__Provided passage__:
-.-.-

It is very important to have new players, because they promote more advanced idea. Instead of introducing new ideas, they adopt the frontline techniques and put that into mainstream among the community. Old players tend to stick with the way they played (for example Harry tend to have right well instead of left well even in competitive scenes in the past), but this isn't a problem for new players. Between DAS and hypertapping the latter is clearly more potent, so they simply start with hypertapping. 

The wave of new players comes with a side effect: the new players are significantly younger. The original player base is for sure, those who lived the NES era who are rather aged (in the perspective of gamers) in 2020. New comers are in general younger, but for competitive games this is even more extreme because reaction speed, concentration and bursting power all peaked when one is of the age of adolescents. Among CTWC top 8 the ages are 13, 14, 15, 16, 18, 18, 19 and 23 respectively, and it's quite unimaginable that players of such age are so much into a NES game.

-.-.-

__Entries shown__:
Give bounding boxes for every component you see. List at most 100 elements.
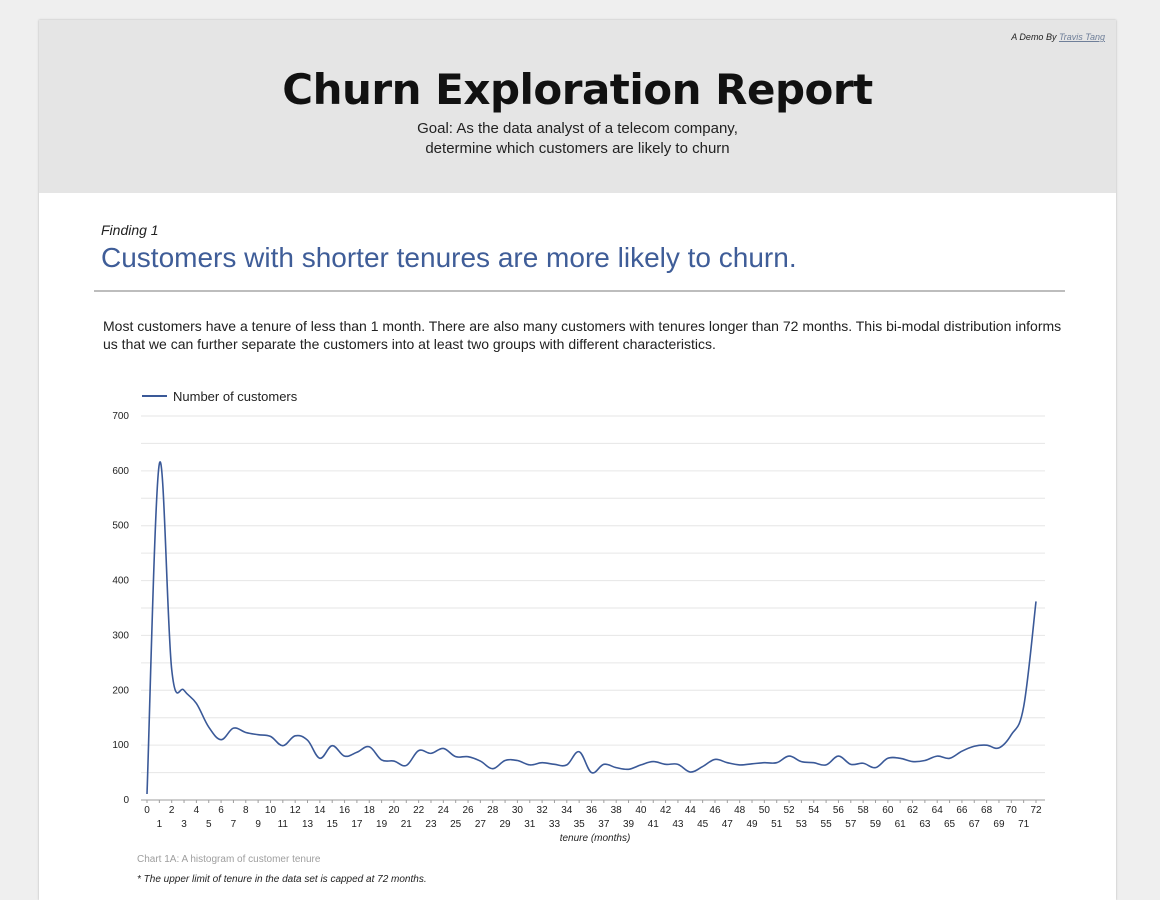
goal-text: Goal: As the data analyst of a telecom c… <box>39 119 1116 159</box>
x-tick-label: 63 <box>919 819 931 830</box>
x-tick-label: 24 <box>438 805 450 816</box>
x-tick-label: 40 <box>635 805 647 816</box>
credit-prefix: A Demo By <box>1011 32 1057 42</box>
y-tick-label: 200 <box>112 685 129 696</box>
x-tick-label: 3 <box>181 819 187 830</box>
x-tick-label: 29 <box>500 819 512 830</box>
section-divider <box>94 290 1065 292</box>
tenure-line-chart: 0100200300400500600700012345678910111213… <box>112 389 1045 844</box>
y-tick-label: 300 <box>112 630 129 641</box>
x-tick-label: 13 <box>302 819 314 830</box>
x-tick-label: 44 <box>685 805 697 816</box>
finding-title: Customers with shorter tenures are more … <box>101 242 797 273</box>
x-tick-label: 6 <box>218 805 224 816</box>
x-tick-label: 36 <box>586 805 598 816</box>
x-tick-label: 15 <box>327 819 339 830</box>
x-axis-label: tenure (months) <box>560 833 631 844</box>
x-tick-label: 58 <box>858 805 870 816</box>
chart-note: * The upper limit of tenure in the data … <box>137 874 427 885</box>
x-tick-label: 30 <box>512 805 524 816</box>
x-tick-label: 11 <box>278 819 289 830</box>
x-tick-label: 1 <box>157 819 163 830</box>
x-tick-label: 17 <box>351 819 363 830</box>
x-tick-label: 53 <box>796 819 808 830</box>
x-tick-label: 31 <box>524 819 536 830</box>
x-tick-label: 18 <box>364 805 376 816</box>
x-tick-label: 67 <box>969 819 981 830</box>
x-tick-label: 55 <box>821 819 833 830</box>
x-tick-label: 20 <box>388 805 400 816</box>
report-header: A Demo By Travis Tang Churn Exploration … <box>39 20 1116 193</box>
x-tick-label: 47 <box>722 819 734 830</box>
x-tick-label: 0 <box>144 805 150 816</box>
x-tick-label: 42 <box>660 805 672 816</box>
x-tick-label: 7 <box>231 819 237 830</box>
x-tick-label: 43 <box>672 819 684 830</box>
x-tick-label: 71 <box>1018 819 1030 830</box>
x-tick-label: 39 <box>623 819 635 830</box>
finding-description: Most customers have a tenure of less tha… <box>103 318 1062 352</box>
y-tick-label: 100 <box>112 740 129 751</box>
x-tick-label: 2 <box>169 805 175 816</box>
x-tick-label: 68 <box>981 805 993 816</box>
x-tick-label: 49 <box>746 819 758 830</box>
x-tick-label: 69 <box>993 819 1005 830</box>
x-tick-label: 64 <box>932 805 944 816</box>
credit-line: A Demo By Travis Tang <box>1011 32 1105 42</box>
x-tick-label: 37 <box>598 819 610 830</box>
x-tick-label: 26 <box>462 805 474 816</box>
series-line-number-of-customers <box>146 461 1037 794</box>
x-tick-label: 22 <box>413 805 425 816</box>
x-tick-label: 8 <box>243 805 249 816</box>
x-tick-label: 59 <box>870 819 882 830</box>
x-tick-label: 60 <box>882 805 894 816</box>
y-tick-label: 0 <box>123 795 129 806</box>
x-tick-label: 16 <box>339 805 351 816</box>
x-tick-label: 70 <box>1006 805 1018 816</box>
x-tick-label: 35 <box>574 819 586 830</box>
x-tick-label: 25 <box>450 819 462 830</box>
x-tick-label: 21 <box>401 819 413 830</box>
x-tick-label: 48 <box>734 805 746 816</box>
x-tick-label: 19 <box>376 819 388 830</box>
x-tick-label: 57 <box>845 819 857 830</box>
x-tick-label: 50 <box>759 805 771 816</box>
x-tick-label: 14 <box>314 805 326 816</box>
x-tick-label: 61 <box>895 819 907 830</box>
y-tick-label: 500 <box>112 521 129 532</box>
x-tick-label: 46 <box>709 805 721 816</box>
x-tick-label: 51 <box>771 819 783 830</box>
x-tick-label: 34 <box>561 805 573 816</box>
x-tick-label: 23 <box>425 819 437 830</box>
x-tick-label: 33 <box>549 819 561 830</box>
page-title: Churn Exploration Report <box>282 65 873 114</box>
x-tick-label: 66 <box>956 805 968 816</box>
x-tick-label: 38 <box>611 805 623 816</box>
x-tick-label: 28 <box>487 805 499 816</box>
x-tick-label: 27 <box>475 819 487 830</box>
x-tick-label: 54 <box>808 805 820 816</box>
author-link[interactable]: Travis Tang <box>1058 32 1105 42</box>
x-tick-label: 65 <box>944 819 956 830</box>
report-page: A Demo By Travis Tang Churn Exploration … <box>39 20 1116 900</box>
x-tick-label: 62 <box>907 805 919 816</box>
x-tick-label: 45 <box>697 819 709 830</box>
x-tick-label: 10 <box>265 805 277 816</box>
y-tick-label: 400 <box>112 576 129 587</box>
chart-caption: Chart 1A: A histogram of customer tenure <box>137 854 321 865</box>
x-tick-label: 41 <box>648 819 660 830</box>
legend-label: Number of customers <box>173 389 298 404</box>
x-tick-label: 32 <box>537 805 549 816</box>
x-tick-label: 5 <box>206 819 212 830</box>
x-tick-label: 9 <box>255 819 261 830</box>
x-tick-label: 52 <box>783 805 795 816</box>
finding-label: Finding 1 <box>101 222 159 238</box>
x-tick-label: 12 <box>290 805 302 816</box>
x-tick-label: 4 <box>194 805 200 816</box>
y-tick-label: 700 <box>112 411 129 422</box>
x-tick-label: 56 <box>833 805 845 816</box>
goal-line-1: Goal: As the data analyst of a telecom c… <box>417 120 738 137</box>
goal-line-2: determine which customers are likely to … <box>425 140 730 157</box>
x-tick-label: 72 <box>1030 805 1042 816</box>
y-tick-label: 600 <box>112 466 129 477</box>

-.-.-

__What you should do__:
Can you carry on the passage about younger new players in the competitive NES scene from where it stops? These lines come from a source separate from the text above.

__Response__:
Average age of top players decreases as the game become more competitive is nothing new after all. Just think about the top players in Osu, from 2008 where Cyclone was #1 and Alace was easily #30, to Cookiezi and Whitewolf in 2014, then to Whitecat plus many more in 2020. It becomes clear that they can really play the best when they are high school students. Similar scenarios are also observed in mainstream e-sports, although the peak varies with game genres. 

From the perspective of a long term follower (kind of), I have a mixed feeling when the community is heavily flooded with new players. On one hand they come with fleshing techniques and marvelous gameplays, but on the other hand we lose our connection with all the old players that we used to watch. 

But one thing is here for sure, CTWC 2021 next year is again what I will be looking forward to.